• The exercise:
Extract, from the records beneath this instruction, each line that contains the word "mortality".
+ + + + + + +
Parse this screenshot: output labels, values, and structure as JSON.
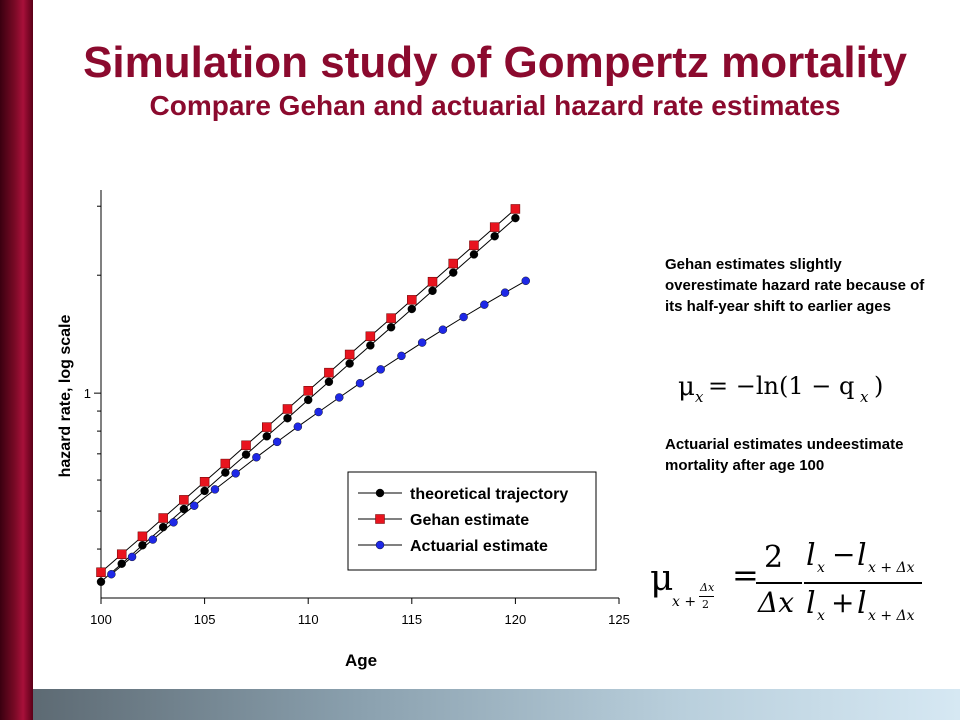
{
  "slide": {
    "title": "Simulation study of Gompertz mortality",
    "subtitle": "Compare Gehan and actuarial hazard rate estimates",
    "note1": "Gehan estimates slightly overestimate hazard rate because of its half-year shift to earlier ages",
    "note2": "Actuarial estimates undeestimate mortality after age 100"
  },
  "chart_data": {
    "type": "line",
    "xlabel": "Age",
    "ylabel": "hazard rate, log scale",
    "xlim": [
      100,
      125
    ],
    "y_scale": "log",
    "ylim": [
      0.3,
      3.3
    ],
    "x_ticks": [
      "100",
      "105",
      "110",
      "115",
      "120",
      "125"
    ],
    "y_ticks": [
      "1"
    ],
    "grid": false,
    "legend_position": "bottom-right",
    "series": [
      {
        "name": "theoretical trajectory",
        "marker": "circle",
        "color": "#000000",
        "x": [
          100,
          101,
          102,
          103,
          104,
          105,
          106,
          107,
          108,
          109,
          110,
          111,
          112,
          113,
          114,
          115,
          116,
          117,
          118,
          119,
          120
        ],
        "y": [
          0.33,
          0.367,
          0.409,
          0.455,
          0.506,
          0.563,
          0.627,
          0.697,
          0.776,
          0.863,
          0.961,
          1.069,
          1.19,
          1.324,
          1.473,
          1.64,
          1.825,
          2.031,
          2.26,
          2.515,
          2.798
        ]
      },
      {
        "name": "Gehan estimate",
        "marker": "square",
        "color": "#e8141e",
        "x": [
          100,
          101,
          102,
          103,
          104,
          105,
          106,
          107,
          108,
          109,
          110,
          111,
          112,
          113,
          114,
          115,
          116,
          117,
          118,
          119,
          120
        ],
        "y": [
          0.349,
          0.388,
          0.431,
          0.48,
          0.534,
          0.594,
          0.661,
          0.736,
          0.819,
          0.911,
          1.014,
          1.128,
          1.255,
          1.397,
          1.554,
          1.73,
          1.925,
          2.142,
          2.384,
          2.653,
          2.952
        ]
      },
      {
        "name": "Actuarial estimate",
        "marker": "circle",
        "color": "#1e28e6",
        "x": [
          100.5,
          101.5,
          102.5,
          103.5,
          104.5,
          105.5,
          106.5,
          107.5,
          108.5,
          109.5,
          110.5,
          111.5,
          112.5,
          113.5,
          114.5,
          115.5,
          116.5,
          117.5,
          118.5,
          119.5,
          120.5
        ],
        "y": [
          0.345,
          0.382,
          0.423,
          0.468,
          0.516,
          0.568,
          0.624,
          0.686,
          0.751,
          0.821,
          0.895,
          0.975,
          1.06,
          1.15,
          1.245,
          1.346,
          1.452,
          1.564,
          1.682,
          1.805,
          1.935
        ]
      }
    ]
  },
  "formulas": {
    "mu": "μ",
    "x": "x",
    "eq1_rhs": "= −ln(1 − q",
    "close": ")",
    "two": "2",
    "delta_x": "Δx",
    "lx": "l",
    "minus": "−",
    "plus": "+",
    "sub_shift": "x + Δx",
    "sub_half_num": "Δx",
    "sub_half_den": "2",
    "sub_half_prefix": "x +",
    "equals": "="
  }
}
+ + + + + + +
• Exercise output:
    "title": "Simulation study of Gompertz mortality",
    "note2": "Actuarial estimates undeestimate mortality after age 100"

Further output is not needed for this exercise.